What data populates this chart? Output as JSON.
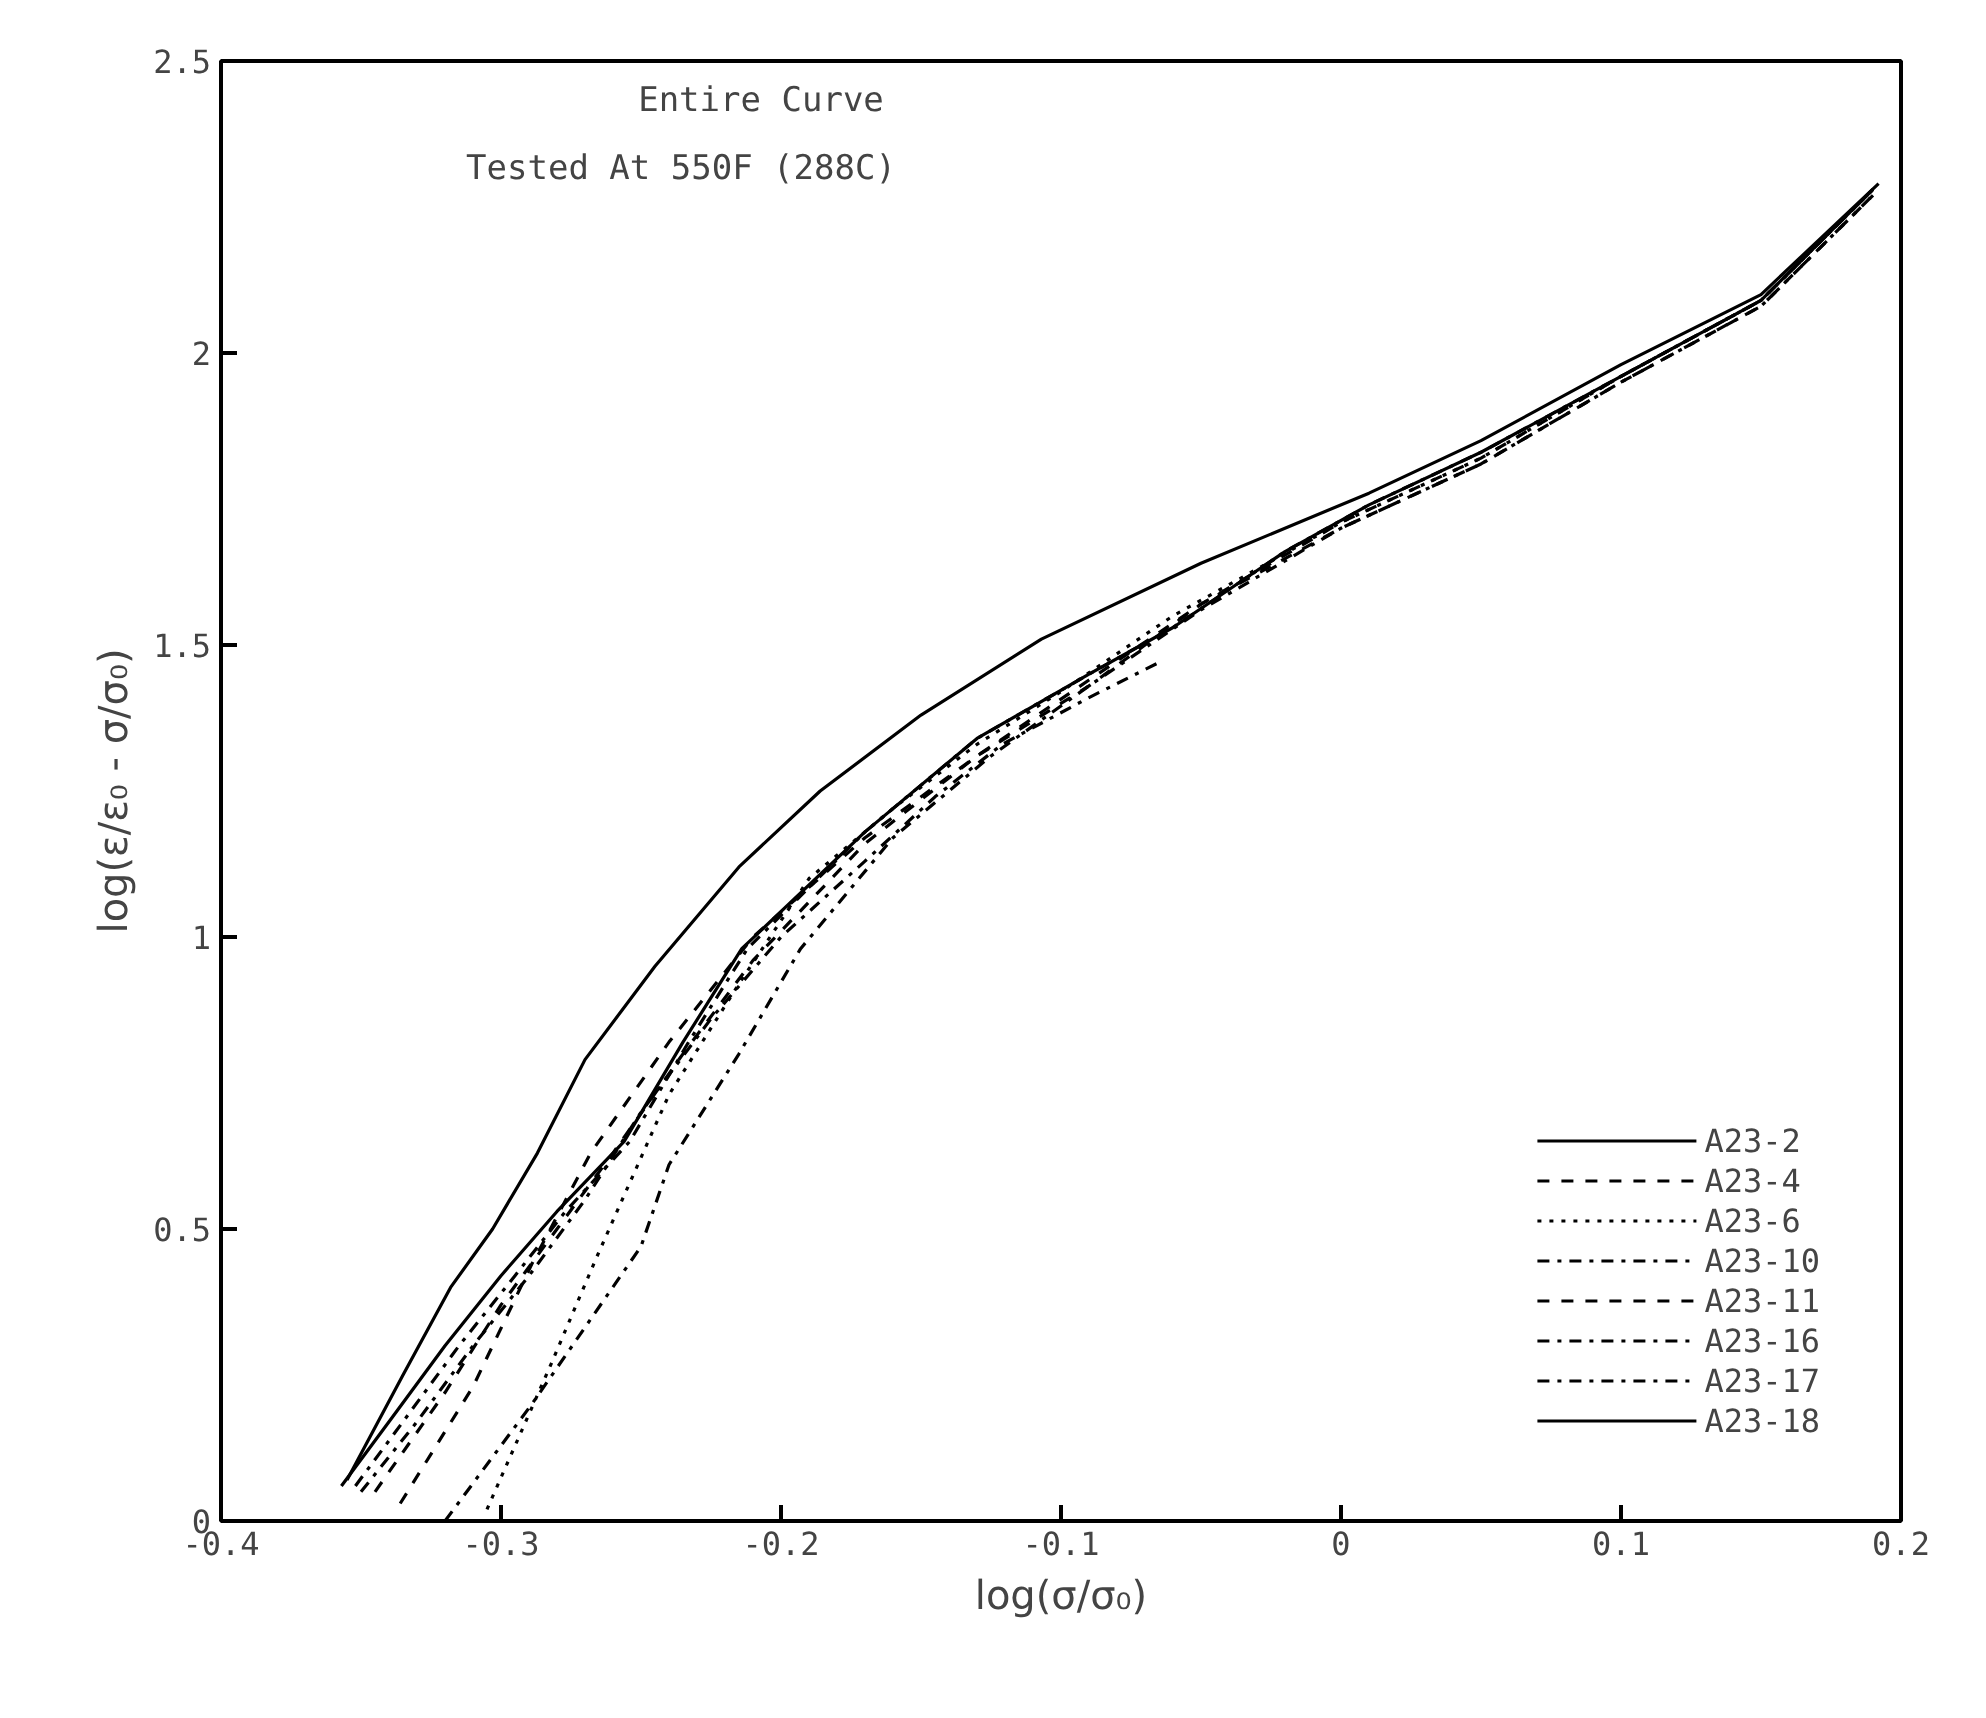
{
  "chart_data": {
    "type": "line",
    "xlabel": "log(σ/σ₀)",
    "ylabel": "log(ε/ε₀ - σ/σ₀)",
    "annotations": [
      "Entire Curve",
      "Tested At 550F (288C)"
    ],
    "xlim": [
      -0.4,
      0.2
    ],
    "ylim": [
      0,
      2.5
    ],
    "xticks": [
      -0.4,
      -0.3,
      -0.2,
      -0.1,
      0,
      0.1,
      0.2
    ],
    "yticks": [
      0,
      0.5,
      1,
      1.5,
      2,
      2.5
    ],
    "grid": false,
    "legend": "bottom right",
    "marker": "none",
    "series": [
      {
        "name": "A23-2",
        "color": "#000000",
        "line_style": "solid",
        "x": [
          -0.355,
          -0.335,
          -0.318,
          -0.303,
          -0.287,
          -0.27,
          -0.245,
          -0.215,
          -0.186,
          -0.15,
          -0.107,
          -0.05,
          0.01,
          0.05,
          0.1,
          0.15,
          0.192
        ],
        "values": [
          0.07,
          0.25,
          0.4,
          0.5,
          0.63,
          0.79,
          0.95,
          1.12,
          1.25,
          1.38,
          1.51,
          1.64,
          1.76,
          1.85,
          1.98,
          2.1,
          2.29
        ]
      },
      {
        "name": "A23-4",
        "color": "#000000",
        "line_style": "dashed",
        "x": [
          -0.336,
          -0.31,
          -0.289,
          -0.268,
          -0.24,
          -0.21,
          -0.17,
          -0.13,
          -0.09,
          -0.05,
          0,
          0.05,
          0.1,
          0.15,
          0.19
        ],
        "values": [
          0.03,
          0.23,
          0.44,
          0.63,
          0.82,
          1.0,
          1.17,
          1.31,
          1.43,
          1.57,
          1.7,
          1.81,
          1.95,
          2.08,
          2.27
        ]
      },
      {
        "name": "A23-6",
        "color": "#000000",
        "line_style": "dotted",
        "x": [
          -0.305,
          -0.282,
          -0.266,
          -0.24,
          -0.215,
          -0.19,
          -0.16,
          -0.13,
          -0.1,
          -0.06,
          0,
          0.05,
          0.1,
          0.15,
          0.19
        ],
        "values": [
          0.02,
          0.27,
          0.45,
          0.73,
          0.92,
          1.1,
          1.22,
          1.33,
          1.42,
          1.55,
          1.71,
          1.82,
          1.96,
          2.09,
          2.28
        ]
      },
      {
        "name": "A23-10",
        "color": "#000000",
        "line_style": "dashdot",
        "x": [
          -0.32,
          -0.289,
          -0.25,
          -0.24,
          -0.215,
          -0.193,
          -0.16,
          -0.125,
          -0.09,
          -0.05,
          0,
          0.05,
          0.1,
          0.15,
          0.19
        ],
        "values": [
          0.0,
          0.2,
          0.47,
          0.61,
          0.8,
          0.98,
          1.17,
          1.31,
          1.43,
          1.56,
          1.7,
          1.81,
          1.95,
          2.08,
          2.27
        ]
      },
      {
        "name": "A23-11",
        "color": "#000000",
        "line_style": "dashed",
        "x": [
          -0.345,
          -0.32,
          -0.3,
          -0.28,
          -0.26,
          -0.235,
          -0.21,
          -0.17,
          -0.13,
          -0.09,
          -0.05,
          0,
          0.05,
          0.1,
          0.15,
          0.19
        ],
        "values": [
          0.05,
          0.22,
          0.37,
          0.5,
          0.63,
          0.8,
          0.96,
          1.16,
          1.31,
          1.44,
          1.57,
          1.71,
          1.82,
          1.96,
          2.09,
          2.28
        ]
      },
      {
        "name": "A23-16",
        "color": "#000000",
        "line_style": "dashdot",
        "x": [
          -0.35,
          -0.33,
          -0.31,
          -0.29,
          -0.27,
          -0.25,
          -0.225,
          -0.2,
          -0.17,
          -0.145,
          -0.121,
          -0.09,
          -0.065
        ],
        "values": [
          0.05,
          0.17,
          0.3,
          0.42,
          0.55,
          0.7,
          0.86,
          1.0,
          1.13,
          1.24,
          1.33,
          1.41,
          1.47
        ]
      },
      {
        "name": "A23-17",
        "color": "#000000",
        "line_style": "dashdot",
        "x": [
          -0.352,
          -0.335,
          -0.315,
          -0.295,
          -0.277,
          -0.254,
          -0.233,
          -0.212,
          -0.17,
          -0.13,
          -0.09,
          -0.06,
          -0.02,
          0.01,
          0.05,
          0.1,
          0.15,
          0.19
        ],
        "values": [
          0.06,
          0.17,
          0.3,
          0.42,
          0.53,
          0.65,
          0.82,
          0.98,
          1.18,
          1.34,
          1.45,
          1.53,
          1.66,
          1.74,
          1.83,
          1.96,
          2.09,
          2.28
        ]
      },
      {
        "name": "A23-18",
        "color": "#000000",
        "line_style": "solid",
        "x": [
          -0.357,
          -0.34,
          -0.32,
          -0.3,
          -0.28,
          -0.256,
          -0.235,
          -0.214,
          -0.17,
          -0.13,
          -0.09,
          -0.06,
          -0.02,
          0.01,
          0.05,
          0.1,
          0.15,
          0.19
        ],
        "values": [
          0.06,
          0.17,
          0.3,
          0.42,
          0.53,
          0.65,
          0.82,
          0.98,
          1.18,
          1.34,
          1.45,
          1.53,
          1.66,
          1.74,
          1.83,
          1.96,
          2.09,
          2.28
        ]
      }
    ]
  }
}
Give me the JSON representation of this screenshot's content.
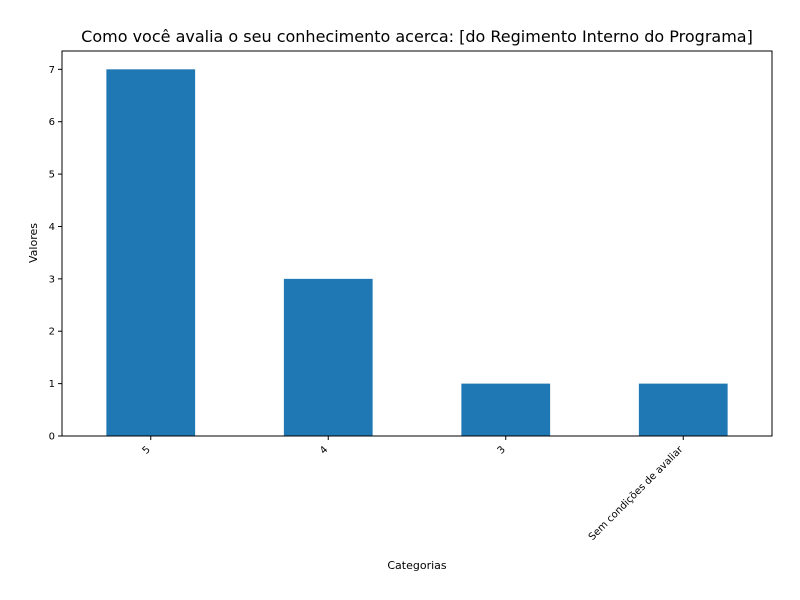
{
  "chart_data": {
    "type": "bar",
    "title": "Como você avalia o seu conhecimento acerca: [do Regimento Interno do Programa]",
    "xlabel": "Categorias",
    "ylabel": "Valores",
    "categories": [
      "5",
      "4",
      "3",
      "Sem condições de avaliar"
    ],
    "values": [
      7,
      3,
      1,
      1
    ],
    "ylim": [
      0,
      7.35
    ],
    "yticks": [
      "0",
      "1",
      "2",
      "3",
      "4",
      "5",
      "6",
      "7"
    ],
    "grid": false,
    "legend": "none",
    "bar_color": "#1f77b4"
  }
}
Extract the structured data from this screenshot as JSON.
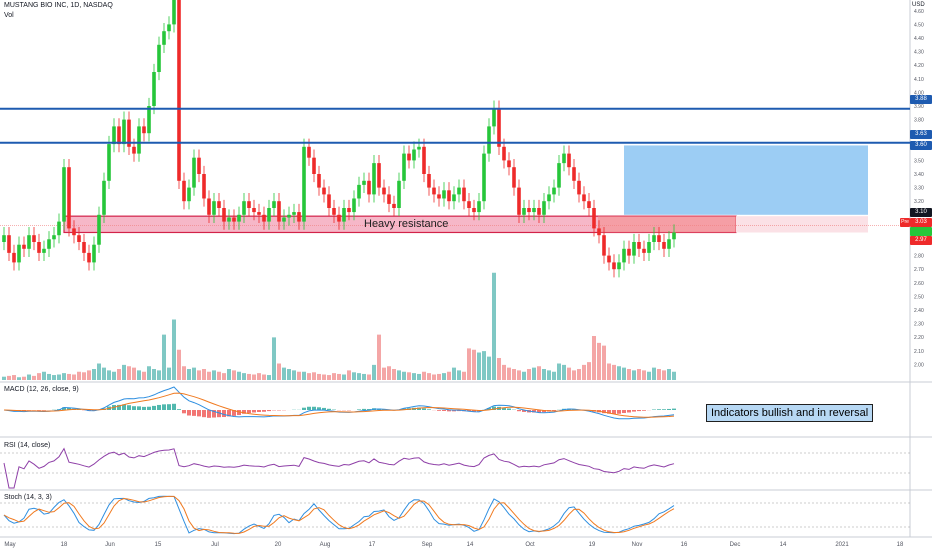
{
  "header": {
    "symbol": "MUSTANG BIO INC, 1D, NASDAQ",
    "volume_label": "Vol",
    "currency": "USD"
  },
  "indicators": {
    "macd_label": "MACD (12, 26, close, 9)",
    "rsi_label": "RSI (14, close)",
    "stoch_label": "Stoch (14, 3, 3)"
  },
  "annotations": {
    "resistance_text": "Heavy resistance",
    "note_text": "Indicators bullish and in reversal",
    "pre_label": "Pre"
  },
  "price_labels": {
    "line1": "3.88",
    "line2": "3.63",
    "line3": "3.60",
    "box_top": "3.10",
    "pre_price": "3.03",
    "last": "2.97"
  },
  "colors": {
    "up": "#26c63a",
    "down": "#ee2a2a",
    "vol_up": "#7fc8c4",
    "vol_down": "#f4a6a6",
    "hline": "#1e5bb0",
    "macd": "#2f8fe0",
    "signal": "#f07a20",
    "rsi": "#8e3fa7",
    "stoch_k": "#2f8fe0",
    "stoch_d": "#f07a20"
  },
  "chart_data": {
    "type": "candlestick",
    "price_axis": {
      "ylim": [
        1.9,
        4.65
      ],
      "ticks": [
        "2.00",
        "2.10",
        "2.20",
        "2.30",
        "2.40",
        "2.50",
        "2.60",
        "2.70",
        "2.80",
        "2.90",
        "3.00",
        "3.10",
        "3.20",
        "3.30",
        "3.40",
        "3.50",
        "3.60",
        "3.70",
        "3.80",
        "3.90",
        "4.00",
        "4.10",
        "4.20",
        "4.30",
        "4.40",
        "4.50",
        "4.60"
      ]
    },
    "time_axis": [
      "May",
      "18",
      "Jun",
      "15",
      "Jul",
      "20",
      "Aug",
      "17",
      "Sep",
      "14",
      "Oct",
      "19",
      "Nov",
      "16",
      "Dec",
      "14",
      "2021",
      "18"
    ],
    "horizontal_lines": [
      3.88,
      3.63
    ],
    "resistance_zone": [
      2.97,
      3.07
    ],
    "projection_box": [
      3.1,
      3.63
    ],
    "closes": [
      2.95,
      2.82,
      2.75,
      2.88,
      2.85,
      2.95,
      2.9,
      2.82,
      2.85,
      2.92,
      2.95,
      3.05,
      3.45,
      3.0,
      2.95,
      2.9,
      2.82,
      2.75,
      2.88,
      3.1,
      3.35,
      3.62,
      3.75,
      3.62,
      3.8,
      3.6,
      3.55,
      3.75,
      3.7,
      3.9,
      4.15,
      4.35,
      4.45,
      4.5,
      4.7,
      3.35,
      3.2,
      3.3,
      3.52,
      3.4,
      3.22,
      3.1,
      3.2,
      3.15,
      3.05,
      3.08,
      3.05,
      3.1,
      3.2,
      3.15,
      3.12,
      3.1,
      3.05,
      3.15,
      3.2,
      3.05,
      3.08,
      3.1,
      3.12,
      3.05,
      3.6,
      3.52,
      3.4,
      3.3,
      3.25,
      3.15,
      3.1,
      3.05,
      3.15,
      3.12,
      3.22,
      3.32,
      3.35,
      3.25,
      3.48,
      3.3,
      3.25,
      3.18,
      3.15,
      3.35,
      3.55,
      3.5,
      3.58,
      3.6,
      3.4,
      3.3,
      3.25,
      3.22,
      3.28,
      3.2,
      3.25,
      3.3,
      3.2,
      3.15,
      3.12,
      3.2,
      3.55,
      3.75,
      3.88,
      3.6,
      3.5,
      3.45,
      3.3,
      3.1,
      3.15,
      3.12,
      3.15,
      3.1,
      3.2,
      3.25,
      3.3,
      3.48,
      3.55,
      3.45,
      3.35,
      3.25,
      3.2,
      3.15,
      3.0,
      2.95,
      2.8,
      2.75,
      2.7,
      2.75,
      2.85,
      2.8,
      2.9,
      2.85,
      2.82,
      2.9,
      2.95,
      2.9,
      2.85,
      2.92,
      2.97
    ],
    "volumes": [
      0.12,
      0.15,
      0.18,
      0.1,
      0.12,
      0.2,
      0.15,
      0.25,
      0.3,
      0.22,
      0.18,
      0.2,
      0.25,
      0.22,
      0.2,
      0.3,
      0.28,
      0.35,
      0.4,
      0.6,
      0.45,
      0.35,
      0.3,
      0.4,
      0.55,
      0.5,
      0.45,
      0.35,
      0.3,
      0.5,
      0.4,
      0.35,
      1.65,
      0.45,
      2.2,
      1.1,
      0.5,
      0.4,
      0.45,
      0.35,
      0.4,
      0.3,
      0.35,
      0.3,
      0.25,
      0.4,
      0.35,
      0.3,
      0.25,
      0.22,
      0.2,
      0.25,
      0.2,
      0.18,
      1.55,
      0.6,
      0.45,
      0.4,
      0.35,
      0.3,
      0.3,
      0.25,
      0.28,
      0.22,
      0.2,
      0.18,
      0.25,
      0.22,
      0.2,
      0.35,
      0.28,
      0.25,
      0.22,
      0.2,
      0.55,
      1.65,
      0.45,
      0.5,
      0.4,
      0.35,
      0.3,
      0.28,
      0.25,
      0.22,
      0.3,
      0.25,
      0.2,
      0.22,
      0.25,
      0.3,
      0.45,
      0.35,
      0.3,
      1.15,
      1.1,
      1.0,
      1.05,
      0.85,
      3.9,
      0.8,
      0.55,
      0.45,
      0.4,
      0.35,
      0.3,
      0.4,
      0.45,
      0.5,
      0.4,
      0.35,
      0.3,
      0.6,
      0.55,
      0.45,
      0.35,
      0.4,
      0.55,
      0.65,
      1.6,
      1.35,
      1.25,
      0.6,
      0.55,
      0.5,
      0.45,
      0.4,
      0.35,
      0.4,
      0.35,
      0.3,
      0.45,
      0.4,
      0.35,
      0.4,
      0.3
    ]
  }
}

· · ·

» **Challenge**: For each line in the data above that contains the string "type", extract the line.

» **Response to this exercise**:
    "type": "line",
    "type": "bar",
    "type": "candlestick",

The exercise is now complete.